WHAT IS NEEDED:
Please restate the following records word for word.

Structured figure records:
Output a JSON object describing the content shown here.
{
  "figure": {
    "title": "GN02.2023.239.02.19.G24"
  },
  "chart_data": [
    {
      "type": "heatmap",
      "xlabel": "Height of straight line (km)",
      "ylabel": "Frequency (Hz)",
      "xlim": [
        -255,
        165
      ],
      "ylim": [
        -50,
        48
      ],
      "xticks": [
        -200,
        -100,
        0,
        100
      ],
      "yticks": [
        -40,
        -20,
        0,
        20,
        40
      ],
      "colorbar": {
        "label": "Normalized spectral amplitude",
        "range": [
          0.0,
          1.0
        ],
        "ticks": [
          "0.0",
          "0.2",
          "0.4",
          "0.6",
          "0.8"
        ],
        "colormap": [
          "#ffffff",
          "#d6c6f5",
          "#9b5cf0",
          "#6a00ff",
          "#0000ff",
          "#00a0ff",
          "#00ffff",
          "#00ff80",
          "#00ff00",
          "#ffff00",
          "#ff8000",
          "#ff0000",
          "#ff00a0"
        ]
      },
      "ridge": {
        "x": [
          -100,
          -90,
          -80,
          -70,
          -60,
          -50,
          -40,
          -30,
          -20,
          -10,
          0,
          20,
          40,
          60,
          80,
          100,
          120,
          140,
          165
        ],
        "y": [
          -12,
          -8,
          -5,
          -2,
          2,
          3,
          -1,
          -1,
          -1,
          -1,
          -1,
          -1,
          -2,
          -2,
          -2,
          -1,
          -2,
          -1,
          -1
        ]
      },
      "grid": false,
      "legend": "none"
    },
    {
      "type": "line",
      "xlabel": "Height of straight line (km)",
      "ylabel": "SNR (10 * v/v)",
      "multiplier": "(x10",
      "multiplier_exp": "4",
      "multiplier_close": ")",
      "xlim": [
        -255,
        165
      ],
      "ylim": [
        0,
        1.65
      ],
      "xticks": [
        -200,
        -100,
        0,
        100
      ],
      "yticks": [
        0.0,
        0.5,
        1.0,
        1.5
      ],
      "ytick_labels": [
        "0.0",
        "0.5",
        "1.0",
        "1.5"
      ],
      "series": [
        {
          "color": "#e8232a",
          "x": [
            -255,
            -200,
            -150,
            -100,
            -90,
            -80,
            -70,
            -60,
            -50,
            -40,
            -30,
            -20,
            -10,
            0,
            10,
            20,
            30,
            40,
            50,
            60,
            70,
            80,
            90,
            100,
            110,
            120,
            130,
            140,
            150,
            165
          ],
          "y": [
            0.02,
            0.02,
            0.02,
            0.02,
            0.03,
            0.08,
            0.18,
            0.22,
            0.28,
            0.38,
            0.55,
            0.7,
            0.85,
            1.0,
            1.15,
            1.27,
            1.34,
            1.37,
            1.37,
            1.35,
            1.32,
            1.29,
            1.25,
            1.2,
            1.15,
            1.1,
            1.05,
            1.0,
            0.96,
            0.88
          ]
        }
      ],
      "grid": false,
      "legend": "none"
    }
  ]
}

TASK RESPONSE:
Output a JSON object describing the content shown here.
{
  "figure": {
    "title": "GN02.2023.239.02.19.G24"
  },
  "chart_data": [
    {
      "type": "heatmap",
      "xlabel": "Height of straight line (km)",
      "ylabel": "Frequency (Hz)",
      "xlim": [
        -255,
        165
      ],
      "ylim": [
        -50,
        48
      ],
      "xticks": [
        -200,
        -100,
        0,
        100
      ],
      "yticks": [
        -40,
        -20,
        0,
        20,
        40
      ],
      "colorbar": {
        "label": "Normalized spectral amplitude",
        "range": [
          0.0,
          1.0
        ],
        "ticks": [
          "0.0",
          "0.2",
          "0.4",
          "0.6",
          "0.8"
        ],
        "colormap": [
          "#ffffff",
          "#d6c6f5",
          "#9b5cf0",
          "#6a00ff",
          "#0000ff",
          "#00a0ff",
          "#00ffff",
          "#00ff80",
          "#00ff00",
          "#ffff00",
          "#ff8000",
          "#ff0000",
          "#ff00a0"
        ]
      },
      "ridge": {
        "x": [
          -100,
          -90,
          -80,
          -70,
          -60,
          -50,
          -40,
          -30,
          -20,
          -10,
          0,
          20,
          40,
          60,
          80,
          100,
          120,
          140,
          165
        ],
        "y": [
          -12,
          -8,
          -5,
          -2,
          2,
          3,
          -1,
          -1,
          -1,
          -1,
          -1,
          -1,
          -2,
          -2,
          -2,
          -1,
          -2,
          -1,
          -1
        ]
      },
      "grid": false,
      "legend": "none"
    },
    {
      "type": "line",
      "xlabel": "Height of straight line (km)",
      "ylabel": "SNR (10 * v/v)",
      "multiplier": "(x10",
      "multiplier_exp": "4",
      "multiplier_close": ")",
      "xlim": [
        -255,
        165
      ],
      "ylim": [
        0,
        1.65
      ],
      "xticks": [
        -200,
        -100,
        0,
        100
      ],
      "yticks": [
        0.0,
        0.5,
        1.0,
        1.5
      ],
      "ytick_labels": [
        "0.0",
        "0.5",
        "1.0",
        "1.5"
      ],
      "series": [
        {
          "color": "#e8232a",
          "x": [
            -255,
            -200,
            -150,
            -100,
            -90,
            -80,
            -70,
            -60,
            -50,
            -40,
            -30,
            -20,
            -10,
            0,
            10,
            20,
            30,
            40,
            50,
            60,
            70,
            80,
            90,
            100,
            110,
            120,
            130,
            140,
            150,
            165
          ],
          "y": [
            0.02,
            0.02,
            0.02,
            0.02,
            0.03,
            0.08,
            0.18,
            0.22,
            0.28,
            0.38,
            0.55,
            0.7,
            0.85,
            1.0,
            1.15,
            1.27,
            1.34,
            1.37,
            1.37,
            1.35,
            1.32,
            1.29,
            1.25,
            1.2,
            1.15,
            1.1,
            1.05,
            1.0,
            0.96,
            0.88
          ]
        }
      ],
      "grid": false,
      "legend": "none"
    }
  ]
}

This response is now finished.